Exercise instructions: Without the pictures, return each record as it appears.

[Collected data entries]

*-*-*

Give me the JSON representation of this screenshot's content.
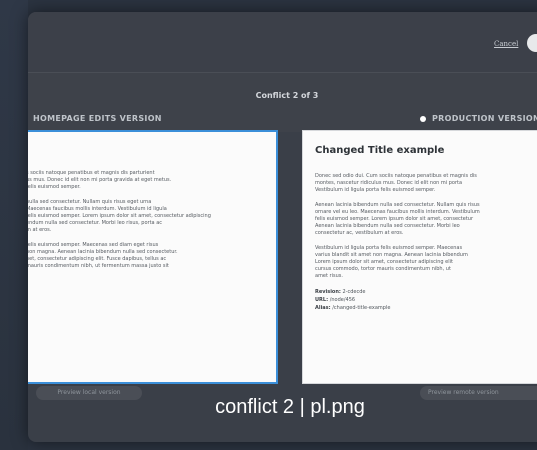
{
  "dialog": {
    "cancel_label": "Cancel",
    "conflict_count": "Conflict 2 of 3"
  },
  "left_version": {
    "title": "HOMEPAGE EDITS VERSION",
    "paragraphs": [
      "s sociis natoque penatibus et magnis dis parturient\nus mus. Donec id elit non mi porta gravida at eget metus.\nfelis euismod semper.",
      "nulla sed consectetur. Nullam quis risus eget urna\nMaecenas faucibus mollis interdum. Vestibulum id ligula\nfelis euismod semper. Lorem ipsum dolor sit amet, consectetur adipiscing\nendum nulla sed consectetur. Morbi leo risus, porta ac\nm at eros.",
      "felis euismod semper. Maecenas sed diam eget risus\nnon magna. Aenean lacinia bibendum nulla sed consectetur.\nnet, consectetur adipiscing elit. Fusce dapibus, tellus ac\nmauris condimentum nibh, ut fermentum massa justo sit"
    ],
    "preview_label": "Preview local version"
  },
  "right_version": {
    "title": "PRODUCTION VERSION",
    "heading": "Changed Title example",
    "paragraphs": [
      "Donec sed odio dui. Cum sociis natoque penatibus et magnis dis\nmontes, nascetur ridiculus mus. Donec id elit non mi porta\nVestibulum id ligula porta felis euismod semper.",
      "Aenean lacinia bibendum nulla sed consectetur. Nullam quis risus\nornare vel eu leo. Maecenas faucibus mollis interdum. Vestibulum\nfelis euismod semper. Lorem ipsum dolor sit amet, consectetur\nAenean lacinia bibendum nulla sed consectetur. Morbi leo\nconsectetur ac, vestibulum at eros.",
      "Vestibulum id ligula porta felis euismod semper. Maecenas\nvarius blandit sit amet non magna. Aenean lacinia bibendum\nLorem ipsum dolor sit amet, consectetur adipiscing elit\ncursus commodo, tortor mauris condimentum nibh, ut\namet risus."
    ],
    "revision_label": "Revision:",
    "revision_value": "2-cdecde",
    "url_label": "URL:",
    "url_value": "/node/456",
    "alias_label": "Alias:",
    "alias_value": "/changed-title-example",
    "preview_label": "Preview remote version"
  },
  "caption": "conflict 2 | pl.png"
}
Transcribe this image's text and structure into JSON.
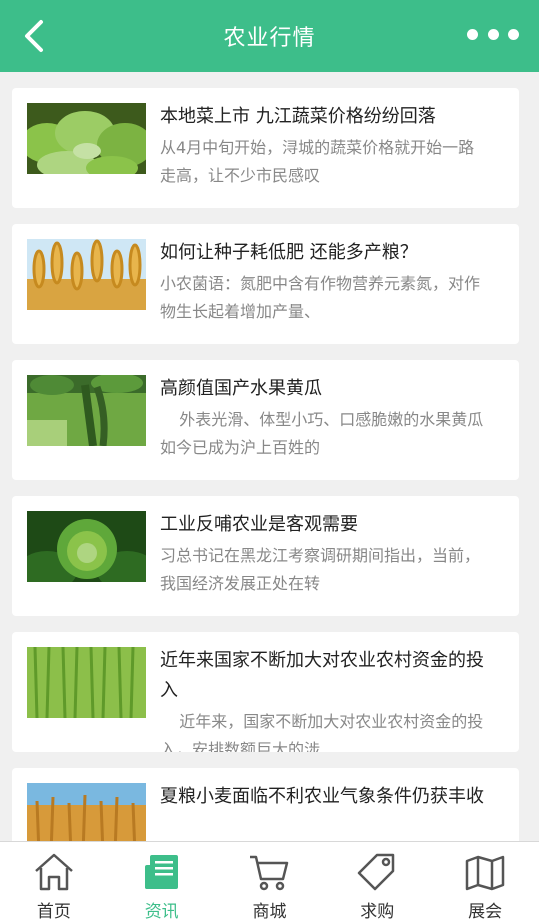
{
  "header": {
    "title": "农业行情"
  },
  "articles": [
    {
      "title": "本地菜上市 九江蔬菜价格纷纷回落",
      "summary": "从4月中旬开始，浔城的蔬菜价格就开始一路走高，让不少市民感叹"
    },
    {
      "title": "如何让种子耗低肥 还能多产粮？",
      "summary": "小农菌语：氮肥中含有作物营养元素氮，对作物生长起着增加产量、"
    },
    {
      "title": "高颜值国产水果黄瓜",
      "summary": "外表光滑、体型小巧、口感脆嫩的水果黄瓜如今已成为沪上百姓的"
    },
    {
      "title": "工业反哺农业是客观需要",
      "summary": "习总书记在黑龙江考察调研期间指出，当前，我国经济发展正处在转"
    },
    {
      "title": "近年来国家不断加大对农业农村资金的投入",
      "summary": "近年来，国家不断加大对农业农村资金的投入，安排数额巨大的涉"
    },
    {
      "title": "夏粮小麦面临不利农业气象条件仍获丰收",
      "summary": ""
    }
  ],
  "tabs": [
    {
      "label": "首页",
      "icon": "home-icon"
    },
    {
      "label": "资讯",
      "icon": "news-icon"
    },
    {
      "label": "商城",
      "icon": "cart-icon"
    },
    {
      "label": "求购",
      "icon": "tag-icon"
    },
    {
      "label": "展会",
      "icon": "map-icon"
    }
  ],
  "colors": {
    "accent": "#3dbe8a",
    "background": "#f0f0f0",
    "title_text": "#222222",
    "summary_text": "#888888"
  }
}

*-*-*

Correct output:
Give me the JSON representation of this screenshot's content.
{
  "dialog": {
    "cancel_label": "Cancel",
    "conflict_count": "Conflict 2 of 3"
  },
  "left_version": {
    "title": "HOMEPAGE EDITS VERSION",
    "paragraphs": [
      "s sociis natoque penatibus et magnis dis parturient\nus mus. Donec id elit non mi porta gravida at eget metus.\nfelis euismod semper.",
      "nulla sed consectetur. Nullam quis risus eget urna\nMaecenas faucibus mollis interdum. Vestibulum id ligula\nfelis euismod semper. Lorem ipsum dolor sit amet, consectetur adipiscing\nendum nulla sed consectetur. Morbi leo risus, porta ac\nm at eros.",
      "felis euismod semper. Maecenas sed diam eget risus\nnon magna. Aenean lacinia bibendum nulla sed consectetur.\nnet, consectetur adipiscing elit. Fusce dapibus, tellus ac\nmauris condimentum nibh, ut fermentum massa justo sit"
    ],
    "preview_label": "Preview local version"
  },
  "right_version": {
    "title": "PRODUCTION VERSION",
    "heading": "Changed Title example",
    "paragraphs": [
      "Donec sed odio dui. Cum sociis natoque penatibus et magnis dis\nmontes, nascetur ridiculus mus. Donec id elit non mi porta\nVestibulum id ligula porta felis euismod semper.",
      "Aenean lacinia bibendum nulla sed consectetur. Nullam quis risus\nornare vel eu leo. Maecenas faucibus mollis interdum. Vestibulum\nfelis euismod semper. Lorem ipsum dolor sit amet, consectetur\nAenean lacinia bibendum nulla sed consectetur. Morbi leo\nconsectetur ac, vestibulum at eros.",
      "Vestibulum id ligula porta felis euismod semper. Maecenas\nvarius blandit sit amet non magna. Aenean lacinia bibendum\nLorem ipsum dolor sit amet, consectetur adipiscing elit\ncursus commodo, tortor mauris condimentum nibh, ut\namet risus."
    ],
    "revision_label": "Revision:",
    "revision_value": "2-cdecde",
    "url_label": "URL:",
    "url_value": "/node/456",
    "alias_label": "Alias:",
    "alias_value": "/changed-title-example",
    "preview_label": "Preview remote version"
  },
  "caption": "conflict 2 | pl.png"
}
Transcribe this image's text and structure into JSON.
{
  "header": {
    "title": "农业行情"
  },
  "articles": [
    {
      "title": "本地菜上市 九江蔬菜价格纷纷回落",
      "summary": "从4月中旬开始，浔城的蔬菜价格就开始一路走高，让不少市民感叹"
    },
    {
      "title": "如何让种子耗低肥 还能多产粮？",
      "summary": "小农菌语：氮肥中含有作物营养元素氮，对作物生长起着增加产量、"
    },
    {
      "title": "高颜值国产水果黄瓜",
      "summary": "外表光滑、体型小巧、口感脆嫩的水果黄瓜如今已成为沪上百姓的"
    },
    {
      "title": "工业反哺农业是客观需要",
      "summary": "习总书记在黑龙江考察调研期间指出，当前，我国经济发展正处在转"
    },
    {
      "title": "近年来国家不断加大对农业农村资金的投入",
      "summary": "近年来，国家不断加大对农业农村资金的投入，安排数额巨大的涉"
    },
    {
      "title": "夏粮小麦面临不利农业气象条件仍获丰收",
      "summary": ""
    }
  ],
  "tabs": [
    {
      "label": "首页",
      "icon": "home-icon"
    },
    {
      "label": "资讯",
      "icon": "news-icon"
    },
    {
      "label": "商城",
      "icon": "cart-icon"
    },
    {
      "label": "求购",
      "icon": "tag-icon"
    },
    {
      "label": "展会",
      "icon": "map-icon"
    }
  ],
  "colors": {
    "accent": "#3dbe8a",
    "background": "#f0f0f0",
    "title_text": "#222222",
    "summary_text": "#888888"
  }
}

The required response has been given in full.